Record set:
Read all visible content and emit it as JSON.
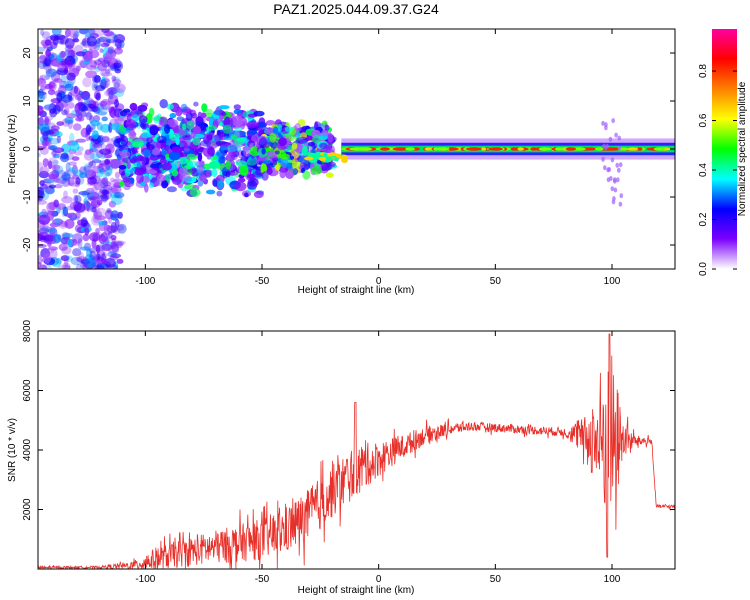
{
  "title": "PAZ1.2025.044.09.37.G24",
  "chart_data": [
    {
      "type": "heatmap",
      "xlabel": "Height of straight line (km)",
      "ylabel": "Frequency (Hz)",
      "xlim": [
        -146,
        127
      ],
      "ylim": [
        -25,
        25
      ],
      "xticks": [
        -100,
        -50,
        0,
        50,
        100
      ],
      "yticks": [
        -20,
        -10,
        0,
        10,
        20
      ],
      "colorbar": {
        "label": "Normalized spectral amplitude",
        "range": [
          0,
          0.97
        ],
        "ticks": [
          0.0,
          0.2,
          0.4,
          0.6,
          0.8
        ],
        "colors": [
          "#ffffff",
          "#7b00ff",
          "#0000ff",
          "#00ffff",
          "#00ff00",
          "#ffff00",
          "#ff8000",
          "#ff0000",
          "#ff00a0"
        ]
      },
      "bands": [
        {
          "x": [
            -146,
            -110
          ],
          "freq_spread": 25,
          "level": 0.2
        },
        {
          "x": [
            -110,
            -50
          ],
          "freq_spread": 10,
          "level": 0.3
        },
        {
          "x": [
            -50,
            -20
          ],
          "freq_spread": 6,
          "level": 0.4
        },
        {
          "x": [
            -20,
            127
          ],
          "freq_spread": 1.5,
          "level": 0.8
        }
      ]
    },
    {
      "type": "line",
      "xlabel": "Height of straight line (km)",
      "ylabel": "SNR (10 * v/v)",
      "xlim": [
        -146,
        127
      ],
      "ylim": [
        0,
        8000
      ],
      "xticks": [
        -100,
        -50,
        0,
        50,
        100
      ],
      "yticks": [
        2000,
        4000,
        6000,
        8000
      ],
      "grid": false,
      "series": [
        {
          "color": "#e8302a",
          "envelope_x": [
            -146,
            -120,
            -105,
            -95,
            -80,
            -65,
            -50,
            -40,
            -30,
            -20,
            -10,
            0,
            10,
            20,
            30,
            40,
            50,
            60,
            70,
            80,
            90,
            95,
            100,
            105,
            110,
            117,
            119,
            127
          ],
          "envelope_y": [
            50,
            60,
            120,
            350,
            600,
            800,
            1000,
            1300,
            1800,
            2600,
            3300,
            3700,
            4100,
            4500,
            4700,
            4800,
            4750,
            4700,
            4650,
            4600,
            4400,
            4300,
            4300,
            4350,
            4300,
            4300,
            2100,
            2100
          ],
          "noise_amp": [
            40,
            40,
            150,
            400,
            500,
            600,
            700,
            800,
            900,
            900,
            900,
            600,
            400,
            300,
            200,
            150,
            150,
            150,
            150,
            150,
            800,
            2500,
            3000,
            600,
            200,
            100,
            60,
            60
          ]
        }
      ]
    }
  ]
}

Task: Leave the images out and output the remaining material exactly as it stands.

Answer to the task:
Read all visible content and emit it as JSON.
{
  "title": "PAZ1.2025.044.09.37.G24",
  "chart_data": [
    {
      "type": "heatmap",
      "xlabel": "Height of straight line (km)",
      "ylabel": "Frequency (Hz)",
      "xlim": [
        -146,
        127
      ],
      "ylim": [
        -25,
        25
      ],
      "xticks": [
        -100,
        -50,
        0,
        50,
        100
      ],
      "yticks": [
        -20,
        -10,
        0,
        10,
        20
      ],
      "colorbar": {
        "label": "Normalized spectral amplitude",
        "range": [
          0,
          0.97
        ],
        "ticks": [
          0.0,
          0.2,
          0.4,
          0.6,
          0.8
        ],
        "colors": [
          "#ffffff",
          "#7b00ff",
          "#0000ff",
          "#00ffff",
          "#00ff00",
          "#ffff00",
          "#ff8000",
          "#ff0000",
          "#ff00a0"
        ]
      },
      "bands": [
        {
          "x": [
            -146,
            -110
          ],
          "freq_spread": 25,
          "level": 0.2
        },
        {
          "x": [
            -110,
            -50
          ],
          "freq_spread": 10,
          "level": 0.3
        },
        {
          "x": [
            -50,
            -20
          ],
          "freq_spread": 6,
          "level": 0.4
        },
        {
          "x": [
            -20,
            127
          ],
          "freq_spread": 1.5,
          "level": 0.8
        }
      ]
    },
    {
      "type": "line",
      "xlabel": "Height of straight line (km)",
      "ylabel": "SNR (10 * v/v)",
      "xlim": [
        -146,
        127
      ],
      "ylim": [
        0,
        8000
      ],
      "xticks": [
        -100,
        -50,
        0,
        50,
        100
      ],
      "yticks": [
        2000,
        4000,
        6000,
        8000
      ],
      "grid": false,
      "series": [
        {
          "color": "#e8302a",
          "envelope_x": [
            -146,
            -120,
            -105,
            -95,
            -80,
            -65,
            -50,
            -40,
            -30,
            -20,
            -10,
            0,
            10,
            20,
            30,
            40,
            50,
            60,
            70,
            80,
            90,
            95,
            100,
            105,
            110,
            117,
            119,
            127
          ],
          "envelope_y": [
            50,
            60,
            120,
            350,
            600,
            800,
            1000,
            1300,
            1800,
            2600,
            3300,
            3700,
            4100,
            4500,
            4700,
            4800,
            4750,
            4700,
            4650,
            4600,
            4400,
            4300,
            4300,
            4350,
            4300,
            4300,
            2100,
            2100
          ],
          "noise_amp": [
            40,
            40,
            150,
            400,
            500,
            600,
            700,
            800,
            900,
            900,
            900,
            600,
            400,
            300,
            200,
            150,
            150,
            150,
            150,
            150,
            800,
            2500,
            3000,
            600,
            200,
            100,
            60,
            60
          ]
        }
      ]
    }
  ]
}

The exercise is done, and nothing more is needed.